### WHAT TO PRODUCE:
Which lines in the records below contain the word "from"? Copy each of them.

****************

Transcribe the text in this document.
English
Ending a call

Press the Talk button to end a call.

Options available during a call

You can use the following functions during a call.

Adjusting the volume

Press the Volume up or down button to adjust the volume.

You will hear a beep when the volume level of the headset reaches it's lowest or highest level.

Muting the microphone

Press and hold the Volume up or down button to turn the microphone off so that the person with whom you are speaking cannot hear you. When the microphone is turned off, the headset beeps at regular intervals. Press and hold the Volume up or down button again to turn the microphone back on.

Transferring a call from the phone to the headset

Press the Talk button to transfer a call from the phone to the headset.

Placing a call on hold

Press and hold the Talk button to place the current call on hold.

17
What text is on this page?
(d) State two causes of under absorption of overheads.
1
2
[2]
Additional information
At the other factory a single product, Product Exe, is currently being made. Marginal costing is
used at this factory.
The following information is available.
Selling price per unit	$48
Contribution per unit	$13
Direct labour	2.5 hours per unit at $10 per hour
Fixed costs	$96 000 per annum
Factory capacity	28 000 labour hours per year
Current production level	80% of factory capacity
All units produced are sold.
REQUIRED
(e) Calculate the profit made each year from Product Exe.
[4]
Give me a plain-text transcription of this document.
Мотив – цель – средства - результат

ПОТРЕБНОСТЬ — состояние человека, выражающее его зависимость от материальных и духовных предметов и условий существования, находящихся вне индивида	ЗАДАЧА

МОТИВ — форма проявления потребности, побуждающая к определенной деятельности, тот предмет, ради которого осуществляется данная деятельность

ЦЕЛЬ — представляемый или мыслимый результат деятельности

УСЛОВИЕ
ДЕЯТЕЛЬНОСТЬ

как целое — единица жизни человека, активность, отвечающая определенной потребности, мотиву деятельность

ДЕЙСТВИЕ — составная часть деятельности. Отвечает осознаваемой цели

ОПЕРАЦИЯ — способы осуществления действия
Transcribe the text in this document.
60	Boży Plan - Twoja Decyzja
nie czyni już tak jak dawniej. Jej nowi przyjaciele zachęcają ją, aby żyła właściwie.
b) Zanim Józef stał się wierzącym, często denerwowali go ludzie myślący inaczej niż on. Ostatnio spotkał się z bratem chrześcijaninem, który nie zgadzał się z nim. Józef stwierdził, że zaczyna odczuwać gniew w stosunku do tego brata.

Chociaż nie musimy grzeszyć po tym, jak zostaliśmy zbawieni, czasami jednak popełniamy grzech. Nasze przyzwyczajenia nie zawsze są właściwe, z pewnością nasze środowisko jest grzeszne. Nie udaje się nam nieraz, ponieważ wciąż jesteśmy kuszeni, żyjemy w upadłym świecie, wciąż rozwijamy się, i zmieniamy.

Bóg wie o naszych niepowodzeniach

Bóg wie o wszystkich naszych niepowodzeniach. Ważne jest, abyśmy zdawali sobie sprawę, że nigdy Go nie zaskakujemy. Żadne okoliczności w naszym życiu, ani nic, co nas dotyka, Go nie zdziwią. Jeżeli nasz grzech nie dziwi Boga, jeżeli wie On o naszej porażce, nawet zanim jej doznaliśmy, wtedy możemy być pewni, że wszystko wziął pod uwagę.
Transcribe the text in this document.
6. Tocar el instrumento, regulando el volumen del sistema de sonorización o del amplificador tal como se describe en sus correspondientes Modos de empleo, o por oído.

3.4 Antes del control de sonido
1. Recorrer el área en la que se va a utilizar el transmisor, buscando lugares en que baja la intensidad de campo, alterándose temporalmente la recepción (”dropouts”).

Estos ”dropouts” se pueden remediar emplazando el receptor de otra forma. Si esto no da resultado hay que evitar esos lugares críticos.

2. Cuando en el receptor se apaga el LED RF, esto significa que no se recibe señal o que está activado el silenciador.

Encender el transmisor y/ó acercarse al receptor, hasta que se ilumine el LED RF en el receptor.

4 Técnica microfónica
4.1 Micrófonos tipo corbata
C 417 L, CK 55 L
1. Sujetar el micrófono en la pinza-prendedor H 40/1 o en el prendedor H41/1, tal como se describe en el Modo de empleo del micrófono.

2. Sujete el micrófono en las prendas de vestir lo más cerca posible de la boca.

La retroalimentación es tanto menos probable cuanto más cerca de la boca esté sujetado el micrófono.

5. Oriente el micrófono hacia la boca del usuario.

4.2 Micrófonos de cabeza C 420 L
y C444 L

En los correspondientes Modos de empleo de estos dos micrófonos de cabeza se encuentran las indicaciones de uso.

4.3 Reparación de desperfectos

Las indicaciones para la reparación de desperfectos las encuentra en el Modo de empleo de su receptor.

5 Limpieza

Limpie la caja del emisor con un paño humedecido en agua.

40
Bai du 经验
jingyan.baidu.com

****************

### EXPECTED OUTPUT:
Transferring a call from the phone to the headset
Press the Talk button to transfer a call from the phone to the headset.
(e) Calculate the profit made each year from Product Exe.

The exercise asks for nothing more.